* TO DO
Return the lines beginning at the one that contains "What data populates" and continuing to the end of the entries, including both ends, exactly as written and nothing else.

━━━ GIVEN RECORDS ━━━

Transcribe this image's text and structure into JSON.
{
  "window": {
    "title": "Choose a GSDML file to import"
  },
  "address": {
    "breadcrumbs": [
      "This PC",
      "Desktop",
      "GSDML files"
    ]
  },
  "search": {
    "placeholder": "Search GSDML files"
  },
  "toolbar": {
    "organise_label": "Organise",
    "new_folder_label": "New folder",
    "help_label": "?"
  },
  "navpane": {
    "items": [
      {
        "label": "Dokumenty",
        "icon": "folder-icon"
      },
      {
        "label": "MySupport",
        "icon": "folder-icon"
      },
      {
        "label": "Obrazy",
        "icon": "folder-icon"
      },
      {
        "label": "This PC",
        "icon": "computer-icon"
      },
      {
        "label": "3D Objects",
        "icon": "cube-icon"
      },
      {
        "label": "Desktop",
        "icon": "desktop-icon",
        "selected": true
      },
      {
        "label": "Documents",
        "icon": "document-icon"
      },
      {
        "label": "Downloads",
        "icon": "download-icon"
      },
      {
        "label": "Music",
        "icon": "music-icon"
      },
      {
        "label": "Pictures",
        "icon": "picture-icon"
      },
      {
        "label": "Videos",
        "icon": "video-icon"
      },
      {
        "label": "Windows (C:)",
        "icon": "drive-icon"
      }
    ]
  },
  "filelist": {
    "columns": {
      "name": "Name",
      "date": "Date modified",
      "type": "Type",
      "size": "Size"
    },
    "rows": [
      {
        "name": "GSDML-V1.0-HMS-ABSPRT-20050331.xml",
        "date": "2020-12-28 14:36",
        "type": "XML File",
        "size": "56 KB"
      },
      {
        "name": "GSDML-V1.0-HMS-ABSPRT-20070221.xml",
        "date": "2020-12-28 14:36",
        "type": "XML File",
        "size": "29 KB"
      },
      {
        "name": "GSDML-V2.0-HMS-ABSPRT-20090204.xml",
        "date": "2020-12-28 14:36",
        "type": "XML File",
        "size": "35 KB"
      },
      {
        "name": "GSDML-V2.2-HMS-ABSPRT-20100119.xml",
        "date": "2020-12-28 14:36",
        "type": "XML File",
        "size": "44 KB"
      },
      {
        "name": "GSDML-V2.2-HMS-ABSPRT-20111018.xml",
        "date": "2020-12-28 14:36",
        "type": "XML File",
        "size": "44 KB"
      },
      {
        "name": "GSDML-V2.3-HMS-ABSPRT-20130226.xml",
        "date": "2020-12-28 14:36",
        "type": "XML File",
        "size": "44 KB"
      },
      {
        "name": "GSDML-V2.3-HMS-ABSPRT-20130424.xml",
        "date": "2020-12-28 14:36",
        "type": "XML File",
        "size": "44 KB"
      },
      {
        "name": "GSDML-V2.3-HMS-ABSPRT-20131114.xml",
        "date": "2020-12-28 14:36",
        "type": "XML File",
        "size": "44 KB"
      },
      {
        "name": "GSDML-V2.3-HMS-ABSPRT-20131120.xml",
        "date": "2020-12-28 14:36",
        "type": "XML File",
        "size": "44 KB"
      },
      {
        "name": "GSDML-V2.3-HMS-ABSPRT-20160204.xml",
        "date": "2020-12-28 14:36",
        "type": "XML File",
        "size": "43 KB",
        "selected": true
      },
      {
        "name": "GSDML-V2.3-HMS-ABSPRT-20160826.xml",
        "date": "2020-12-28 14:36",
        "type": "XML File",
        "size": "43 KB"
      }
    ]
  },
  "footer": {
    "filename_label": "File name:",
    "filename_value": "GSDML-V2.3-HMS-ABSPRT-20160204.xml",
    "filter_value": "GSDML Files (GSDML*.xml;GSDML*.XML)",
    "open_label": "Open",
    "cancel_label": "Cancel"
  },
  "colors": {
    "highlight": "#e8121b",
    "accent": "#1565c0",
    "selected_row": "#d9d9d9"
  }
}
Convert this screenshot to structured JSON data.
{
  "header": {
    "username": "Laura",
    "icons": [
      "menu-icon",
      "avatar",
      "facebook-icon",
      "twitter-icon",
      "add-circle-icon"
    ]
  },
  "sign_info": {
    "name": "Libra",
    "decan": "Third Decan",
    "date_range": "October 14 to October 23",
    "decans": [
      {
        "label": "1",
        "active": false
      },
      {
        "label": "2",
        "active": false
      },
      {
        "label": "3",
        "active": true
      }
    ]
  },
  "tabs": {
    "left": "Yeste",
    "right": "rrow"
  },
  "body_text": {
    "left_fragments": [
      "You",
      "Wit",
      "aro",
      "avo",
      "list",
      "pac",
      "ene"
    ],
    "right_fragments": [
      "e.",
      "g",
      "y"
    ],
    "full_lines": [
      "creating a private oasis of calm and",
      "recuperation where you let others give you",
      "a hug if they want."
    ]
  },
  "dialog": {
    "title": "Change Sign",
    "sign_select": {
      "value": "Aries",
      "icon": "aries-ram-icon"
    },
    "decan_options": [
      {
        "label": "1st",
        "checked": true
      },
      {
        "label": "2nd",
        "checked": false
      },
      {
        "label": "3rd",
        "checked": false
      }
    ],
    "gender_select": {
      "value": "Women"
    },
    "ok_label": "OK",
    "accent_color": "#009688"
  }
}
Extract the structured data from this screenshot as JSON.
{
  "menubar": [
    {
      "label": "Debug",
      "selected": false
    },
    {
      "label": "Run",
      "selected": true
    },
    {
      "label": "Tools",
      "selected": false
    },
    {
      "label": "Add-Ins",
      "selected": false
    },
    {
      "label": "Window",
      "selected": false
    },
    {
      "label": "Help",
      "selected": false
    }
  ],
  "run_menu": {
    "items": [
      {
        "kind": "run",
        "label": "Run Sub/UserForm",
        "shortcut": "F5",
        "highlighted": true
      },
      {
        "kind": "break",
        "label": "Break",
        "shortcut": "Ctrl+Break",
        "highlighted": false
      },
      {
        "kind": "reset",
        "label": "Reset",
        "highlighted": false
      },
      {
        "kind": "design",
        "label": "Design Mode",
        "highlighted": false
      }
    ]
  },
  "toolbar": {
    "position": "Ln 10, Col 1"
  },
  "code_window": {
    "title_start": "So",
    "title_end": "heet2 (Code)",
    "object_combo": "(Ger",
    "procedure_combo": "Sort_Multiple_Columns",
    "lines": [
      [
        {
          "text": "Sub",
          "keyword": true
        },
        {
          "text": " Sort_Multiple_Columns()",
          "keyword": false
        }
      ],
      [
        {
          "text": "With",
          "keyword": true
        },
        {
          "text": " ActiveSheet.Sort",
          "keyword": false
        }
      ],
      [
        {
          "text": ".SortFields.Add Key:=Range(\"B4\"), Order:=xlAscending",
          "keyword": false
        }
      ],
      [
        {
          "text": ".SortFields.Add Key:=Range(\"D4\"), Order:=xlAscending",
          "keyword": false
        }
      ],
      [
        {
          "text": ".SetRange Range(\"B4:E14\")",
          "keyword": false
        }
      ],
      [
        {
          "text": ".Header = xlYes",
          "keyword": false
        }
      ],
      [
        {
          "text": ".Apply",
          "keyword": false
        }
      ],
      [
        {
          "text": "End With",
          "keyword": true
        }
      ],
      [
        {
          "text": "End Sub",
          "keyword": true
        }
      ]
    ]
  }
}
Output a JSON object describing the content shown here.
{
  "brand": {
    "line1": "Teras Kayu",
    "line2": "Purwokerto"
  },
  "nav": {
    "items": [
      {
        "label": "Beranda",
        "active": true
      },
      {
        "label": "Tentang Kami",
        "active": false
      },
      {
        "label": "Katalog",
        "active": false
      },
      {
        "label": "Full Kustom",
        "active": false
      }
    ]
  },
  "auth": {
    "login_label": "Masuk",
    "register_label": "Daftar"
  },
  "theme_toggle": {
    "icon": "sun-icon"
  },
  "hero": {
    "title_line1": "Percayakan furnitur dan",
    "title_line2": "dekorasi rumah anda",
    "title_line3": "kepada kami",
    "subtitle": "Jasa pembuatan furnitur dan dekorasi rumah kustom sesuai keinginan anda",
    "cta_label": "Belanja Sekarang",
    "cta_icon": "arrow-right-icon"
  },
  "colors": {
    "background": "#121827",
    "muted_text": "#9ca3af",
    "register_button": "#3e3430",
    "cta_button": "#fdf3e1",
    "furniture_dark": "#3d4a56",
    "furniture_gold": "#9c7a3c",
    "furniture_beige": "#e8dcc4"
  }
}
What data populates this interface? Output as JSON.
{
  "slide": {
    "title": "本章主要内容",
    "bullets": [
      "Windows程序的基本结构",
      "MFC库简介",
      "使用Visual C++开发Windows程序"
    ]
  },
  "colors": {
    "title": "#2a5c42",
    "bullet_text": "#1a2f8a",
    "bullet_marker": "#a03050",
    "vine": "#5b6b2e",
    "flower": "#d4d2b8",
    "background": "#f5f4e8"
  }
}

━━━

* THE SOLUTION
What data populates this interface? Output as JSON.
{
  "slide": {
    "title": "本章主要内容",
    "bullets": [
      "Windows程序的基本结构",
      "MFC库简介",
      "使用Visual C++开发Windows程序"
    ]
  },
  "colors": {
    "title": "#2a5c42",
    "bullet_text": "#1a2f8a",
    "bullet_marker": "#a03050",
    "vine": "#5b6b2e",
    "flower": "#d4d2b8",
    "background": "#f5f4e8"
  }
}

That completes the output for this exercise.